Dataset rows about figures
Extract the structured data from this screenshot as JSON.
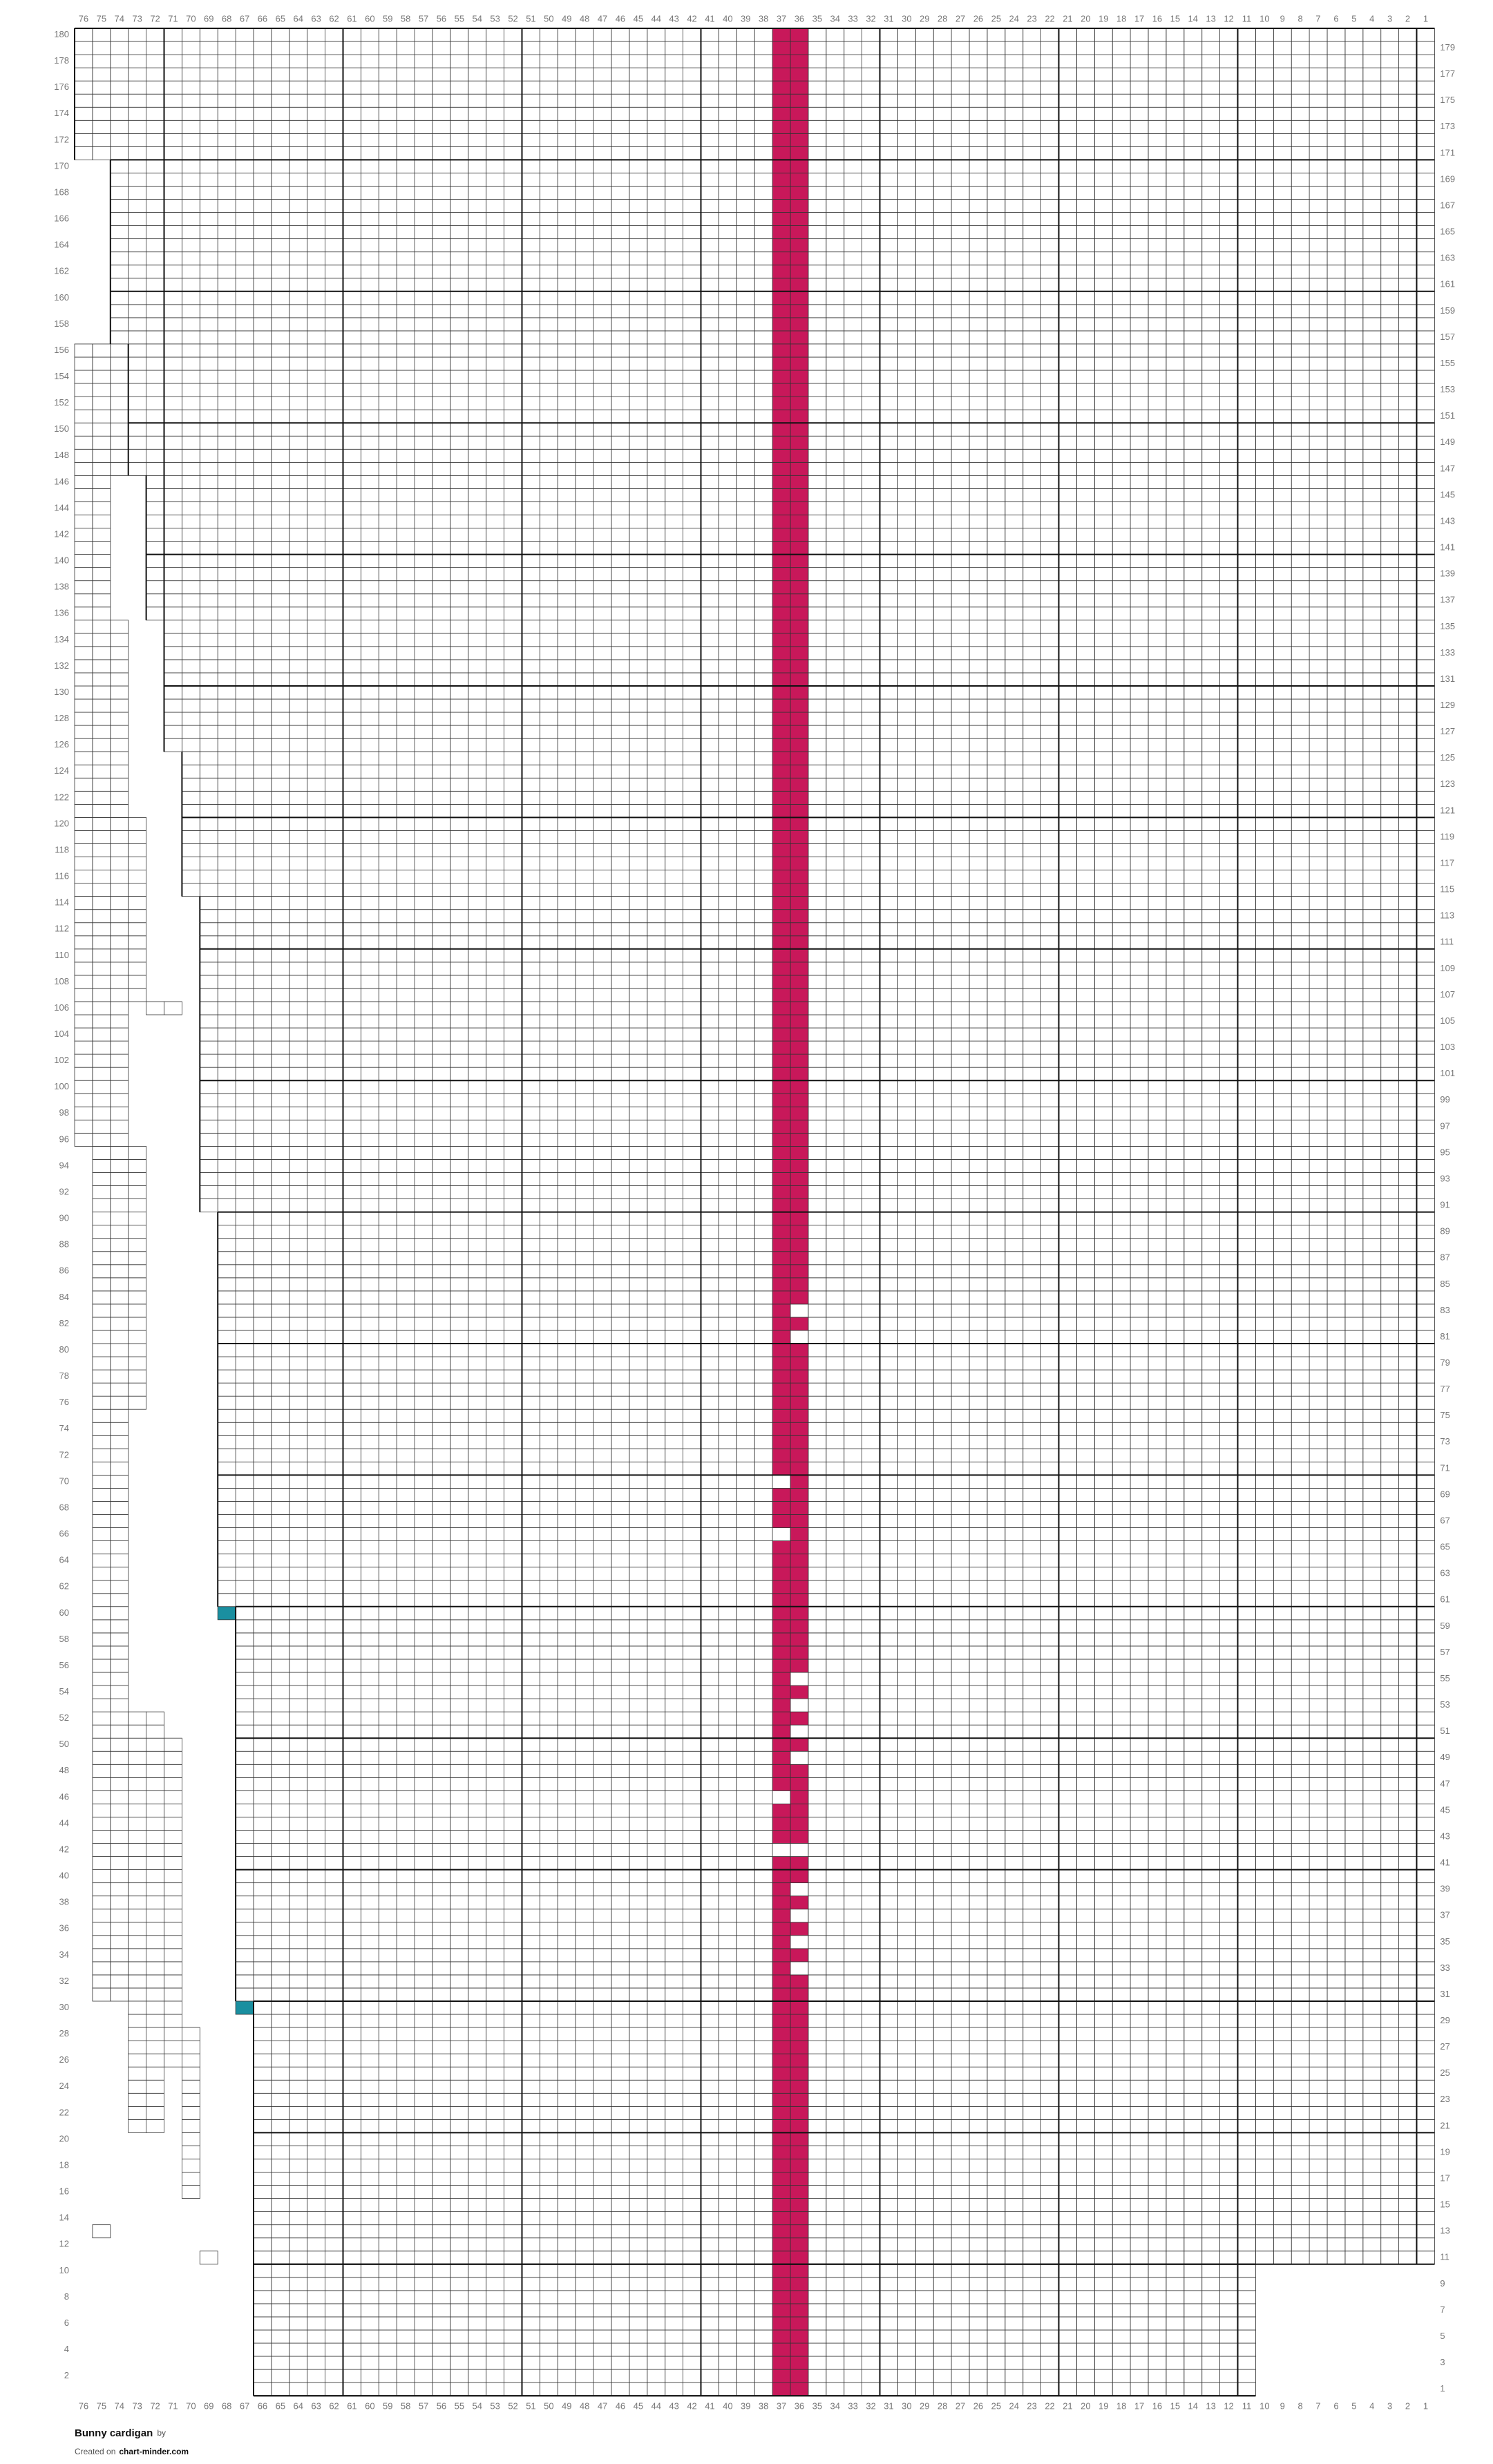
{
  "chart": {
    "title": "Bunny cardigan",
    "by": "by",
    "created_on": "Created on",
    "site": "chart-minder.com",
    "column_labels": [
      76,
      75,
      74,
      73,
      72,
      71,
      70,
      69,
      68,
      67,
      66,
      65,
      64,
      63,
      62,
      61,
      60,
      59,
      58,
      57,
      56,
      55,
      54,
      53,
      52,
      51,
      50,
      49,
      48,
      47,
      46,
      45,
      44,
      43,
      42,
      41,
      40,
      39,
      38,
      37,
      36,
      35,
      34,
      33,
      32,
      31,
      30,
      29,
      28,
      27,
      26,
      25,
      24,
      23,
      22,
      21,
      20,
      19,
      18,
      17,
      16,
      15,
      14,
      13,
      12,
      11,
      10,
      9,
      8,
      7,
      6,
      5,
      4,
      3,
      2,
      1
    ],
    "row_count": 180,
    "main_blocks": [
      {
        "rows": [
          171,
          180
        ],
        "cols": [
          76,
          1
        ]
      },
      {
        "rows": [
          157,
          170
        ],
        "cols": [
          74,
          1
        ]
      },
      {
        "rows": [
          147,
          156
        ],
        "cols": [
          73,
          1
        ]
      },
      {
        "rows": [
          136,
          146
        ],
        "cols": [
          72,
          1
        ]
      },
      {
        "rows": [
          126,
          135
        ],
        "cols": [
          71,
          1
        ]
      },
      {
        "rows": [
          115,
          125
        ],
        "cols": [
          70,
          1
        ]
      },
      {
        "rows": [
          91,
          114
        ],
        "cols": [
          69,
          1
        ]
      },
      {
        "rows": [
          61,
          90
        ],
        "cols": [
          68,
          1
        ]
      },
      {
        "rows": [
          31,
          60
        ],
        "cols": [
          67,
          1
        ]
      },
      {
        "rows": [
          11,
          30
        ],
        "cols": [
          66,
          1
        ]
      },
      {
        "rows": [
          1,
          10
        ],
        "cols": [
          66,
          11
        ]
      }
    ],
    "edge_blocks": [
      {
        "rows": [
          147,
          156
        ],
        "cols": [
          76,
          74
        ]
      },
      {
        "rows": [
          136,
          146
        ],
        "cols": [
          76,
          75
        ]
      },
      {
        "rows": [
          96,
          135
        ],
        "cols": [
          76,
          74
        ]
      },
      {
        "rows": [
          107,
          120
        ],
        "cols": [
          73,
          73
        ]
      },
      {
        "rows": [
          76,
          95
        ],
        "cols": [
          75,
          73
        ]
      },
      {
        "rows": [
          61,
          75
        ],
        "cols": [
          75,
          74
        ]
      },
      {
        "rows": [
          31,
          60
        ],
        "cols": [
          75,
          74
        ]
      },
      {
        "rows": [
          21,
          52
        ],
        "cols": [
          73,
          72
        ]
      },
      {
        "rows": [
          26,
          50
        ],
        "cols": [
          71,
          71
        ]
      },
      {
        "rows": [
          16,
          28
        ],
        "cols": [
          70,
          70
        ]
      },
      {
        "rows": [
          13,
          13
        ],
        "cols": [
          75,
          75
        ]
      },
      {
        "rows": [
          11,
          11
        ],
        "cols": [
          69,
          69
        ]
      },
      {
        "rows": [
          106,
          106
        ],
        "cols": [
          72,
          71
        ]
      },
      {
        "rows": [
          60,
          60
        ],
        "cols": [
          68,
          68
        ]
      },
      {
        "rows": [
          30,
          30
        ],
        "cols": [
          67,
          67
        ]
      }
    ],
    "fills": [
      {
        "rows": [
          1,
          180
        ],
        "cols": [
          37,
          36
        ],
        "color": "#c8185a"
      },
      {
        "rows": [
          83,
          83
        ],
        "cols": [
          36,
          36
        ],
        "color": "#ffffff"
      },
      {
        "rows": [
          81,
          81
        ],
        "cols": [
          36,
          36
        ],
        "color": "#ffffff"
      },
      {
        "rows": [
          70,
          70
        ],
        "cols": [
          37,
          37
        ],
        "color": "#ffffff"
      },
      {
        "rows": [
          66,
          66
        ],
        "cols": [
          37,
          37
        ],
        "color": "#ffffff"
      },
      {
        "rows": [
          55,
          55
        ],
        "cols": [
          36,
          36
        ],
        "color": "#ffffff"
      },
      {
        "rows": [
          53,
          53
        ],
        "cols": [
          36,
          36
        ],
        "color": "#ffffff"
      },
      {
        "rows": [
          51,
          51
        ],
        "cols": [
          36,
          36
        ],
        "color": "#ffffff"
      },
      {
        "rows": [
          49,
          49
        ],
        "cols": [
          36,
          36
        ],
        "color": "#ffffff"
      },
      {
        "rows": [
          46,
          46
        ],
        "cols": [
          37,
          37
        ],
        "color": "#ffffff"
      },
      {
        "rows": [
          42,
          42
        ],
        "cols": [
          37,
          36
        ],
        "color": "#ffffff"
      },
      {
        "rows": [
          39,
          39
        ],
        "cols": [
          36,
          36
        ],
        "color": "#ffffff"
      },
      {
        "rows": [
          37,
          37
        ],
        "cols": [
          36,
          36
        ],
        "color": "#ffffff"
      },
      {
        "rows": [
          35,
          35
        ],
        "cols": [
          36,
          36
        ],
        "color": "#ffffff"
      },
      {
        "rows": [
          33,
          33
        ],
        "cols": [
          36,
          36
        ],
        "color": "#ffffff"
      },
      {
        "rows": [
          60,
          60
        ],
        "cols": [
          68,
          68
        ],
        "color": "#1a8fa0"
      },
      {
        "rows": [
          30,
          30
        ],
        "cols": [
          67,
          67
        ],
        "color": "#1a8fa0"
      }
    ]
  }
}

◆ Exercise description
Reproduce every line above as written, skipping pictures.

◆ Full answer
Extract the structured data from this screenshot as JSON.
{
  "chart": {
    "title": "Bunny cardigan",
    "by": "by",
    "created_on": "Created on",
    "site": "chart-minder.com",
    "column_labels": [
      76,
      75,
      74,
      73,
      72,
      71,
      70,
      69,
      68,
      67,
      66,
      65,
      64,
      63,
      62,
      61,
      60,
      59,
      58,
      57,
      56,
      55,
      54,
      53,
      52,
      51,
      50,
      49,
      48,
      47,
      46,
      45,
      44,
      43,
      42,
      41,
      40,
      39,
      38,
      37,
      36,
      35,
      34,
      33,
      32,
      31,
      30,
      29,
      28,
      27,
      26,
      25,
      24,
      23,
      22,
      21,
      20,
      19,
      18,
      17,
      16,
      15,
      14,
      13,
      12,
      11,
      10,
      9,
      8,
      7,
      6,
      5,
      4,
      3,
      2,
      1
    ],
    "row_count": 180,
    "main_blocks": [
      {
        "rows": [
          171,
          180
        ],
        "cols": [
          76,
          1
        ]
      },
      {
        "rows": [
          157,
          170
        ],
        "cols": [
          74,
          1
        ]
      },
      {
        "rows": [
          147,
          156
        ],
        "cols": [
          73,
          1
        ]
      },
      {
        "rows": [
          136,
          146
        ],
        "cols": [
          72,
          1
        ]
      },
      {
        "rows": [
          126,
          135
        ],
        "cols": [
          71,
          1
        ]
      },
      {
        "rows": [
          115,
          125
        ],
        "cols": [
          70,
          1
        ]
      },
      {
        "rows": [
          91,
          114
        ],
        "cols": [
          69,
          1
        ]
      },
      {
        "rows": [
          61,
          90
        ],
        "cols": [
          68,
          1
        ]
      },
      {
        "rows": [
          31,
          60
        ],
        "cols": [
          67,
          1
        ]
      },
      {
        "rows": [
          11,
          30
        ],
        "cols": [
          66,
          1
        ]
      },
      {
        "rows": [
          1,
          10
        ],
        "cols": [
          66,
          11
        ]
      }
    ],
    "edge_blocks": [
      {
        "rows": [
          147,
          156
        ],
        "cols": [
          76,
          74
        ]
      },
      {
        "rows": [
          136,
          146
        ],
        "cols": [
          76,
          75
        ]
      },
      {
        "rows": [
          96,
          135
        ],
        "cols": [
          76,
          74
        ]
      },
      {
        "rows": [
          107,
          120
        ],
        "cols": [
          73,
          73
        ]
      },
      {
        "rows": [
          76,
          95
        ],
        "cols": [
          75,
          73
        ]
      },
      {
        "rows": [
          61,
          75
        ],
        "cols": [
          75,
          74
        ]
      },
      {
        "rows": [
          31,
          60
        ],
        "cols": [
          75,
          74
        ]
      },
      {
        "rows": [
          21,
          52
        ],
        "cols": [
          73,
          72
        ]
      },
      {
        "rows": [
          26,
          50
        ],
        "cols": [
          71,
          71
        ]
      },
      {
        "rows": [
          16,
          28
        ],
        "cols": [
          70,
          70
        ]
      },
      {
        "rows": [
          13,
          13
        ],
        "cols": [
          75,
          75
        ]
      },
      {
        "rows": [
          11,
          11
        ],
        "cols": [
          69,
          69
        ]
      },
      {
        "rows": [
          106,
          106
        ],
        "cols": [
          72,
          71
        ]
      },
      {
        "rows": [
          60,
          60
        ],
        "cols": [
          68,
          68
        ]
      },
      {
        "rows": [
          30,
          30
        ],
        "cols": [
          67,
          67
        ]
      }
    ],
    "fills": [
      {
        "rows": [
          1,
          180
        ],
        "cols": [
          37,
          36
        ],
        "color": "#c8185a"
      },
      {
        "rows": [
          83,
          83
        ],
        "cols": [
          36,
          36
        ],
        "color": "#ffffff"
      },
      {
        "rows": [
          81,
          81
        ],
        "cols": [
          36,
          36
        ],
        "color": "#ffffff"
      },
      {
        "rows": [
          70,
          70
        ],
        "cols": [
          37,
          37
        ],
        "color": "#ffffff"
      },
      {
        "rows": [
          66,
          66
        ],
        "cols": [
          37,
          37
        ],
        "color": "#ffffff"
      },
      {
        "rows": [
          55,
          55
        ],
        "cols": [
          36,
          36
        ],
        "color": "#ffffff"
      },
      {
        "rows": [
          53,
          53
        ],
        "cols": [
          36,
          36
        ],
        "color": "#ffffff"
      },
      {
        "rows": [
          51,
          51
        ],
        "cols": [
          36,
          36
        ],
        "color": "#ffffff"
      },
      {
        "rows": [
          49,
          49
        ],
        "cols": [
          36,
          36
        ],
        "color": "#ffffff"
      },
      {
        "rows": [
          46,
          46
        ],
        "cols": [
          37,
          37
        ],
        "color": "#ffffff"
      },
      {
        "rows": [
          42,
          42
        ],
        "cols": [
          37,
          36
        ],
        "color": "#ffffff"
      },
      {
        "rows": [
          39,
          39
        ],
        "cols": [
          36,
          36
        ],
        "color": "#ffffff"
      },
      {
        "rows": [
          37,
          37
        ],
        "cols": [
          36,
          36
        ],
        "color": "#ffffff"
      },
      {
        "rows": [
          35,
          35
        ],
        "cols": [
          36,
          36
        ],
        "color": "#ffffff"
      },
      {
        "rows": [
          33,
          33
        ],
        "cols": [
          36,
          36
        ],
        "color": "#ffffff"
      },
      {
        "rows": [
          60,
          60
        ],
        "cols": [
          68,
          68
        ],
        "color": "#1a8fa0"
      },
      {
        "rows": [
          30,
          30
        ],
        "cols": [
          67,
          67
        ],
        "color": "#1a8fa0"
      }
    ]
  }
}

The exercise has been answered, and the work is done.